The problem — Review the lines that follow and copy each one that contains the word "live".

Recorded information —
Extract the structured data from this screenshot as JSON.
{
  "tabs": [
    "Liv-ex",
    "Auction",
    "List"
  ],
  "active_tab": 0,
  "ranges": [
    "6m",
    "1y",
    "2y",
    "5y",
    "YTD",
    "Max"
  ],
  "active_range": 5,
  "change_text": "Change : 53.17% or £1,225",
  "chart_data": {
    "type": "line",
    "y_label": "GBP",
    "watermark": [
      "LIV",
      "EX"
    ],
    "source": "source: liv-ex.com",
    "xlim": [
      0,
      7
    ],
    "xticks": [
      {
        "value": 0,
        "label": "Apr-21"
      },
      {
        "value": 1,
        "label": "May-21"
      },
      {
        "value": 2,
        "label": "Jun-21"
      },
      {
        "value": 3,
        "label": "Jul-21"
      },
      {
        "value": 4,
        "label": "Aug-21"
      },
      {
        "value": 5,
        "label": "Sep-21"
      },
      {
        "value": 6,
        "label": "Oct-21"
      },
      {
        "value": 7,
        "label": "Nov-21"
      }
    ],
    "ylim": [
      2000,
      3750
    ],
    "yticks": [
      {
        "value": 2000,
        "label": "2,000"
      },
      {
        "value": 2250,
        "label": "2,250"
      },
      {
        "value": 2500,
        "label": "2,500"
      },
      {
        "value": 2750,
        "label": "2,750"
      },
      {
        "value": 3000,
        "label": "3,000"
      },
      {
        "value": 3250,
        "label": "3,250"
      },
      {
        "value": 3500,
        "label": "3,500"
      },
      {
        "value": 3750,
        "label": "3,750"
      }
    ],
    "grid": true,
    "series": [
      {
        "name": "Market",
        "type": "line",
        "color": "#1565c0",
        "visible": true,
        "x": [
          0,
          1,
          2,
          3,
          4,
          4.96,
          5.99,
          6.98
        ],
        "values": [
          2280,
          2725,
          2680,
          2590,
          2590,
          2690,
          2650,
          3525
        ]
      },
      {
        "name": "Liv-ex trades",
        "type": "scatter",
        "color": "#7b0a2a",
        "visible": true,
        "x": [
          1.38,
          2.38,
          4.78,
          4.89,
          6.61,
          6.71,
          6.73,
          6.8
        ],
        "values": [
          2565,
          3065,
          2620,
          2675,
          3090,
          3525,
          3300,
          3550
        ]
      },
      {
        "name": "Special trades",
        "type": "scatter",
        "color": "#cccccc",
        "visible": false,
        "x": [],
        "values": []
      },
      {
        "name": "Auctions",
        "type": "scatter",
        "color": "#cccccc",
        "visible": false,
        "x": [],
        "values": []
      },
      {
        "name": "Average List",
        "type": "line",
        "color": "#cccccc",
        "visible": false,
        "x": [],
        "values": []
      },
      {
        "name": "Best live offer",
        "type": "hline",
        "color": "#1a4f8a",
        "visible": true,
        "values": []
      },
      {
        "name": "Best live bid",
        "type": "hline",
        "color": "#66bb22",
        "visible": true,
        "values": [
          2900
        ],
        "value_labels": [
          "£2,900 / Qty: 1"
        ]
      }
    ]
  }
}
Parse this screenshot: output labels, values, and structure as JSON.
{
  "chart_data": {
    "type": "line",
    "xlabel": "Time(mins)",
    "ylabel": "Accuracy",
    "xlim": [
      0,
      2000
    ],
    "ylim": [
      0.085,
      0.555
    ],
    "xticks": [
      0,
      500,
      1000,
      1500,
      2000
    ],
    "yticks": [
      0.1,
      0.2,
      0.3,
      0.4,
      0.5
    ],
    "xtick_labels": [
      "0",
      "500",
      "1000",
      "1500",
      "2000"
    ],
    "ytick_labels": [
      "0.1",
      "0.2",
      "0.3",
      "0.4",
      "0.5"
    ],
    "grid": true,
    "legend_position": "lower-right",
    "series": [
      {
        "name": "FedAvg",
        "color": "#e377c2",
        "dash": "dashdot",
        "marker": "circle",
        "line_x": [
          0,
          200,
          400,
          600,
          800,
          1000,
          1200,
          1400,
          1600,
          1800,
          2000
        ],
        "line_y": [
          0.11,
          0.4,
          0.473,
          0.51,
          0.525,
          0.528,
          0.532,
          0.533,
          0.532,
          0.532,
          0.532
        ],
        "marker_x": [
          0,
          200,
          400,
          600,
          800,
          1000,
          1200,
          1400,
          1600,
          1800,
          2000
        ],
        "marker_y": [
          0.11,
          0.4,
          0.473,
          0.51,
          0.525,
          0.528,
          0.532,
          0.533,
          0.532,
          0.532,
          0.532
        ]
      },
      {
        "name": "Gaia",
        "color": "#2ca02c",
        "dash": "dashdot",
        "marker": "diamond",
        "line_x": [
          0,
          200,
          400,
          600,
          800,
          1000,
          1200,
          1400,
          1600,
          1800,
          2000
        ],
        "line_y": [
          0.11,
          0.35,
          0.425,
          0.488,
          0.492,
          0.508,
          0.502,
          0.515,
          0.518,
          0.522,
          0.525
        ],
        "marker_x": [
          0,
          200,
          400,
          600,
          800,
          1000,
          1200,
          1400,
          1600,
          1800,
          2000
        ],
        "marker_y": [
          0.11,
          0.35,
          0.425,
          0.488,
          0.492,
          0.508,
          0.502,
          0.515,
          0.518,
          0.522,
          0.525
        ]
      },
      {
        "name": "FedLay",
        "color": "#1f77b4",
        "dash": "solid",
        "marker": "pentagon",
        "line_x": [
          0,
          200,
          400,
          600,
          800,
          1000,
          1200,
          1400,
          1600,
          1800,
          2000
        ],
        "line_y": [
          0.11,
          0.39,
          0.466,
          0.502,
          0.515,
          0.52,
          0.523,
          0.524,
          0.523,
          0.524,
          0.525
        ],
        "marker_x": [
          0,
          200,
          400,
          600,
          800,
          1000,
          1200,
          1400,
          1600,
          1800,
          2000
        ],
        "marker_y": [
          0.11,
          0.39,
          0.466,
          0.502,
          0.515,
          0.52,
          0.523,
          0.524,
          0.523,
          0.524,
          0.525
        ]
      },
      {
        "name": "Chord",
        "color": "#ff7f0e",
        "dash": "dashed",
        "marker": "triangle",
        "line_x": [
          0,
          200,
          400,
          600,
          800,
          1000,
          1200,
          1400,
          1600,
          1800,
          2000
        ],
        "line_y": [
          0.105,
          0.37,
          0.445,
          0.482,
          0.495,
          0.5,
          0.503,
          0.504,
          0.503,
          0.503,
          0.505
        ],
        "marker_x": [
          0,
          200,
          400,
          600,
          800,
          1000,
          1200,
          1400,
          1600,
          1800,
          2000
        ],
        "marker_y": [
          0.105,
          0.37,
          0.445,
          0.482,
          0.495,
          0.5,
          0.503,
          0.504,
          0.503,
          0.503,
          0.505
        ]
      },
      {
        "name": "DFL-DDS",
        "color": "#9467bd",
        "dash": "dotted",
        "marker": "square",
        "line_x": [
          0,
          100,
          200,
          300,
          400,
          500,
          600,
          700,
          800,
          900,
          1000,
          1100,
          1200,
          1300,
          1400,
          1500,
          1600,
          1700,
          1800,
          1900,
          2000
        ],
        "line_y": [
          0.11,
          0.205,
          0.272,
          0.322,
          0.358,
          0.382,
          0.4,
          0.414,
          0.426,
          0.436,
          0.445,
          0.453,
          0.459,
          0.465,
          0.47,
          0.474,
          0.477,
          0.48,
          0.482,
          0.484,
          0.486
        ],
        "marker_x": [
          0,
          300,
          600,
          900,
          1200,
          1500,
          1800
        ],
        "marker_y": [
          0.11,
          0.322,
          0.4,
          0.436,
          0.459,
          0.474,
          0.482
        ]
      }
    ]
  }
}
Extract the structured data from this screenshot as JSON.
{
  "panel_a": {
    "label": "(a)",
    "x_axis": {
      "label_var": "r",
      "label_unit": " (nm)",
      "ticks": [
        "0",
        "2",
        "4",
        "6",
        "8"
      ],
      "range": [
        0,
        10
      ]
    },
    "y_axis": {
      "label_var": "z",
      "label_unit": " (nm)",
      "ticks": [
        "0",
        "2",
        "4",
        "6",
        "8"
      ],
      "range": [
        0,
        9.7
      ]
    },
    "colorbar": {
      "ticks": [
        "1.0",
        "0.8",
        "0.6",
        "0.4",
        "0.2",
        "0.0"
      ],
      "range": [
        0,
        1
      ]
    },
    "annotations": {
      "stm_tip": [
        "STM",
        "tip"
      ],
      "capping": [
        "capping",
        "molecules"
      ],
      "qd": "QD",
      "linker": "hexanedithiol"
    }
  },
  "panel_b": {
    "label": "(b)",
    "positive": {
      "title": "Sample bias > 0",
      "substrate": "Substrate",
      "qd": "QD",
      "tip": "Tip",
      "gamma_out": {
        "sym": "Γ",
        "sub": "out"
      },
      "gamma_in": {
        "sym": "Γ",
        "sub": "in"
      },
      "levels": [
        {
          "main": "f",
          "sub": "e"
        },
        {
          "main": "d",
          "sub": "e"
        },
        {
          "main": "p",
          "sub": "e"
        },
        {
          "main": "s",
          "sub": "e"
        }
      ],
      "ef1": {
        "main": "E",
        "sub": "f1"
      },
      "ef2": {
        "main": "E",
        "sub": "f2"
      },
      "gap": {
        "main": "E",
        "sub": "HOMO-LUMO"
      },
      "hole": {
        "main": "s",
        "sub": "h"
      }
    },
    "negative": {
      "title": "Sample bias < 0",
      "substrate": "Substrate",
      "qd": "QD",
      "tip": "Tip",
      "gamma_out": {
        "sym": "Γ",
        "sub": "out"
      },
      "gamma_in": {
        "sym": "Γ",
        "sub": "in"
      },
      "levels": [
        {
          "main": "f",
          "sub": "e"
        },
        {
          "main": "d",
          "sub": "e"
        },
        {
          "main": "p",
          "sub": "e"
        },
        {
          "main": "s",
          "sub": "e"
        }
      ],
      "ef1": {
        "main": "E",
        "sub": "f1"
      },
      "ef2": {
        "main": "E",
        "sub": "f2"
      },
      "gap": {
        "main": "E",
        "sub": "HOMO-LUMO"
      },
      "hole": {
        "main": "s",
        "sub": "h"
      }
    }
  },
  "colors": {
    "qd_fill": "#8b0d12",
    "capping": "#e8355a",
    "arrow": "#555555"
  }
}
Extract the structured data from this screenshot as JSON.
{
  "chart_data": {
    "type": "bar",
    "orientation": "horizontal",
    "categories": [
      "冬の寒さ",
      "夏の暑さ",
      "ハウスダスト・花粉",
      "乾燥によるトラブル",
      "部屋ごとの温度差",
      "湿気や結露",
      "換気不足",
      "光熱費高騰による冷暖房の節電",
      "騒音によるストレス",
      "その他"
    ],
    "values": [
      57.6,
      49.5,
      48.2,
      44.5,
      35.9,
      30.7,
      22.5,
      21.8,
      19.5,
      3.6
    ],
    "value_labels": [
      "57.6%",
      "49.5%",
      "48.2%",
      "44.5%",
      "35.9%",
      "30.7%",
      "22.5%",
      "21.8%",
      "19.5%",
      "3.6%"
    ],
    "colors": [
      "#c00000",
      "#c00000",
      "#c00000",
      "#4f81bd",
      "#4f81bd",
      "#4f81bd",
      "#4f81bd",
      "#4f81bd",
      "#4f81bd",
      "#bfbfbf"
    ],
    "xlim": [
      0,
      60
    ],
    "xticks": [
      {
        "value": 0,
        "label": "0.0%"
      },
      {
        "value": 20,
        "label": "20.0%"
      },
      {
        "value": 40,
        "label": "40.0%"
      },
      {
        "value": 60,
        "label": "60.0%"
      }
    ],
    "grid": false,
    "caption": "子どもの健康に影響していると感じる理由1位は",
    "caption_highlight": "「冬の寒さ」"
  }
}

Complete response —
        "name": "Best live offer",
        "name": "Best live bid",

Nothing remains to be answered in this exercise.